**REQUIRED TASK**
Can you return, unchanged, every line of the listing from the one containing "showing-show[interactable]: show [84, 260, 148, 282]" down to the one containing "filtering-label-en: or [935, 276, 945, 288]", including both of those lines?

(Coordinate annotation listing)
START
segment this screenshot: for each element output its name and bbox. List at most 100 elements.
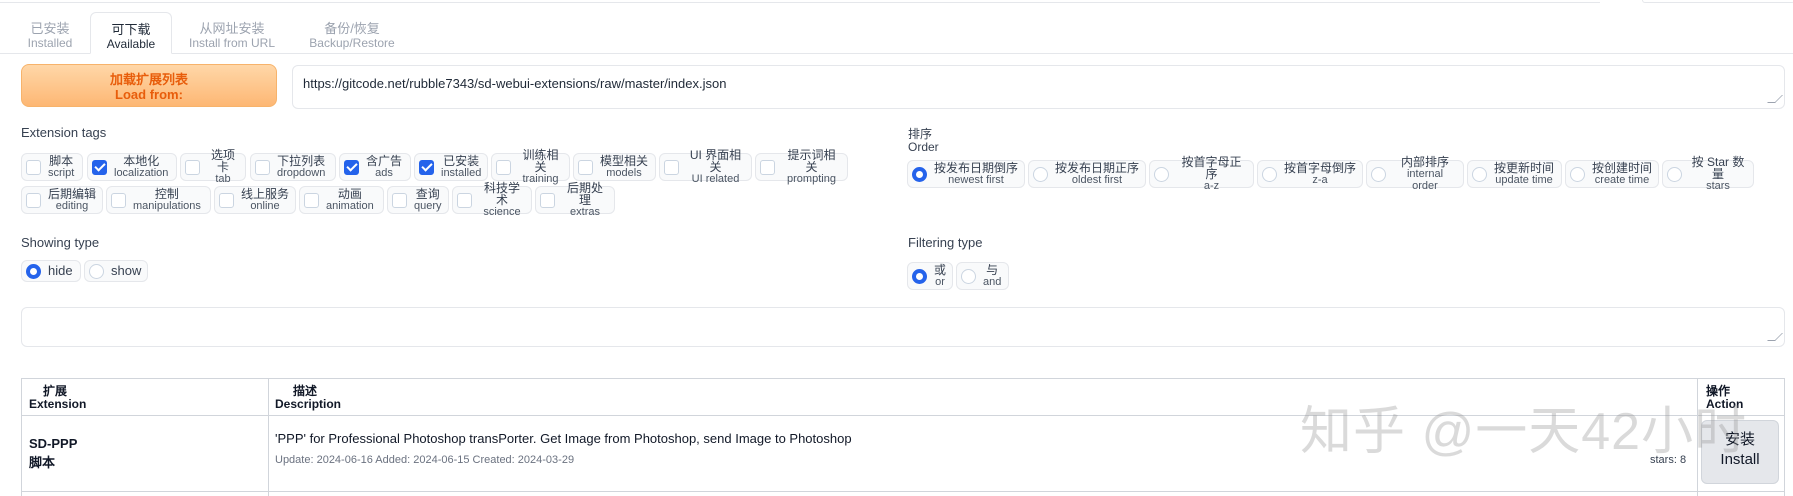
showing-show[interactable]: show [84, 260, 148, 282]
checkbox-icon[interactable] [457, 192, 472, 208]
checkbox-icon[interactable] [540, 192, 555, 208]
tag-label-zh: 脚本 [49, 154, 74, 168]
radio-icon[interactable] [1472, 166, 1487, 182]
tag-label-en: tab [215, 173, 231, 185]
checkbox-icon[interactable] [760, 159, 775, 175]
checkbox-checked-icon[interactable] [344, 159, 359, 175]
checkbox-icon[interactable] [26, 192, 41, 208]
tag-label-zh: 科技学术 [483, 181, 520, 207]
resize-handle-icon[interactable] [1767, 95, 1783, 103]
checkbox-icon[interactable] [664, 159, 679, 175]
filtering-and[interactable]: 与 and [956, 262, 1009, 290]
checkbox-icon[interactable] [496, 159, 511, 175]
load-button-en: Load from: [115, 87, 183, 102]
order-label-zh: 按发布日期倒序 [934, 161, 1019, 175]
showing-type-label: Showing type [21, 235, 100, 250]
filtering-label-en: or [935, 276, 945, 288]
tag-label-en: models [606, 167, 642, 179]
tag-script[interactable]: 脚本 script [21, 153, 83, 181]
tag-localization[interactable]: 本地化 localization [87, 153, 177, 181]
tag-label-zh: 已安装 [443, 154, 480, 168]
order-stars[interactable]: 按 Star 数量 stars [1662, 156, 1754, 192]
header-extension-en: Extension [29, 397, 87, 411]
tag-ads[interactable]: 含广告 ads [339, 153, 411, 181]
tag-label-en: science [483, 206, 521, 218]
order-newest-first[interactable]: 按发布日期倒序 newest first [907, 160, 1025, 188]
tag-label-en: ads [375, 167, 393, 179]
radio-icon[interactable] [1262, 166, 1277, 182]
checkbox-icon[interactable] [219, 192, 234, 208]
tab-installed[interactable]: 已安装 Installed [18, 18, 82, 54]
radio-icon[interactable] [89, 263, 104, 279]
tag-installed[interactable]: 已安装 installed [414, 153, 488, 181]
tag-animation[interactable]: 动画 animation [299, 186, 384, 214]
search-textarea[interactable] [21, 307, 1785, 347]
tag-extras[interactable]: 后期处理 extras [535, 182, 615, 218]
showing-hide[interactable]: hide [21, 260, 81, 282]
tag-dropdown[interactable]: 下拉列表 dropdown [250, 153, 336, 181]
tag-label-zh: 控制 [154, 187, 179, 201]
resize-handle-icon[interactable] [1767, 333, 1783, 341]
tag-manipulations[interactable]: 控制 manipulations [106, 186, 211, 214]
order-a-z[interactable]: 按首字母正序 a-z [1149, 156, 1254, 192]
tag-prompting[interactable]: 提示词相关 prompting [755, 149, 848, 185]
radio-icon[interactable] [1033, 166, 1048, 182]
tag-ui-related[interactable]: UI 界面相关 UI related [659, 149, 752, 185]
order-z-a[interactable]: 按首字母倒序 z-a [1257, 160, 1363, 188]
tag-label-en: extras [570, 206, 600, 218]
tab-backup-restore-zh: 备份/恢复 [324, 21, 380, 36]
tag-label-en: localization [114, 167, 169, 179]
tag-label-zh: 线上服务 [241, 187, 290, 201]
radio-selected-icon[interactable] [912, 268, 927, 284]
tag-query[interactable]: 查询 query [387, 186, 449, 214]
order-label-zh: 按 Star 数量 [1691, 155, 1745, 181]
table-row-divider [21, 491, 1785, 492]
checkbox-icon[interactable] [304, 192, 319, 208]
checkbox-icon[interactable] [392, 192, 407, 208]
tab-available[interactable]: 可下载 Available [90, 12, 172, 54]
order-update-time[interactable]: 按更新时间 update time [1467, 160, 1562, 188]
radio-icon[interactable] [961, 268, 976, 284]
tag-label-zh: 模型相关 [600, 154, 649, 168]
checkbox-icon[interactable] [578, 159, 593, 175]
filtering-or[interactable]: 或 or [907, 262, 953, 290]
checkbox-icon[interactable] [255, 159, 270, 175]
watermark: 知乎 @一天42小时 [1300, 403, 1748, 461]
load-extension-list-button[interactable]: 加载扩展列表 Load from: [21, 64, 277, 107]
tag-training[interactable]: 训练相关 training [491, 149, 570, 185]
checkbox-checked-icon[interactable] [419, 159, 434, 175]
radio-selected-icon[interactable] [912, 166, 927, 182]
tab-install-from-url-zh: 从网址安装 [199, 21, 265, 36]
extension-description: 'PPP' for Professional Photoshop transPo… [275, 431, 852, 446]
filtering-label-zh: 或 [934, 263, 947, 277]
tab-backup-restore[interactable]: 备份/恢复 Backup/Restore [302, 18, 402, 54]
order-create-time[interactable]: 按创建时间 create time [1565, 160, 1659, 188]
filtering-label-zh: 与 [986, 263, 999, 277]
order-label-en: oldest first [1071, 174, 1123, 186]
top-border [0, 0, 1600, 3]
checkbox-icon[interactable] [111, 192, 126, 208]
radio-icon[interactable] [1667, 166, 1682, 182]
extension-index-url-input[interactable]: https://gitcode.net/rubble7343/sd-webui-… [292, 65, 1785, 109]
radio-icon[interactable] [1570, 166, 1585, 182]
checkbox-icon[interactable] [185, 159, 200, 175]
order-internal-order[interactable]: 内部排序 internal order [1366, 156, 1464, 192]
order-label: 排序 Order [908, 128, 939, 154]
tag-editing[interactable]: 后期编辑 editing [21, 186, 103, 214]
tag-science[interactable]: 科技学术 science [452, 182, 532, 218]
tab-install-from-url[interactable]: 从网址安装 Install from URL [184, 18, 280, 54]
radio-icon[interactable] [1371, 166, 1386, 182]
load-button-zh: 加载扩展列表 [109, 72, 188, 87]
tag-online[interactable]: 线上服务 online [214, 186, 296, 214]
table-row-extension: SD-PPP 脚本 [29, 434, 77, 472]
checkbox-icon[interactable] [26, 159, 41, 175]
radio-selected-icon[interactable] [26, 263, 41, 279]
radio-icon[interactable] [1154, 166, 1169, 182]
tag-tab[interactable]: 选项卡 tab [180, 149, 246, 185]
order-label-en: z-a [1312, 174, 1328, 186]
checkbox-checked-icon[interactable] [92, 159, 107, 175]
order-oldest-first[interactable]: 按发布日期正序 oldest first [1028, 160, 1146, 188]
extension-name-link[interactable]: SD-PPP [29, 434, 77, 453]
tag-models[interactable]: 模型相关 models [573, 153, 656, 181]
order-label-zh: 按更新时间 [1494, 161, 1555, 175]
END
**RIGHT ANSWER**
showing-show[interactable]: show [84, 260, 148, 282]
checkbox-icon[interactable] [457, 192, 472, 208]
checkbox-icon[interactable] [540, 192, 555, 208]
tag-label-zh: 脚本 [49, 154, 74, 168]
radio-icon[interactable] [1472, 166, 1487, 182]
tag-label-en: tab [215, 173, 231, 185]
checkbox-icon[interactable] [760, 159, 775, 175]
checkbox-checked-icon[interactable] [344, 159, 359, 175]
checkbox-icon[interactable] [26, 192, 41, 208]
tag-label-zh: 科技学术 [483, 181, 520, 207]
resize-handle-icon[interactable] [1767, 95, 1783, 103]
checkbox-icon[interactable] [664, 159, 679, 175]
filtering-and[interactable]: 与 and [956, 262, 1009, 290]
checkbox-icon[interactable] [496, 159, 511, 175]
load-button-en: Load from: [115, 87, 183, 102]
order-label-zh: 按发布日期倒序 [934, 161, 1019, 175]
showing-type-label: Showing type [21, 235, 100, 250]
filtering-label-en: or [935, 276, 945, 288]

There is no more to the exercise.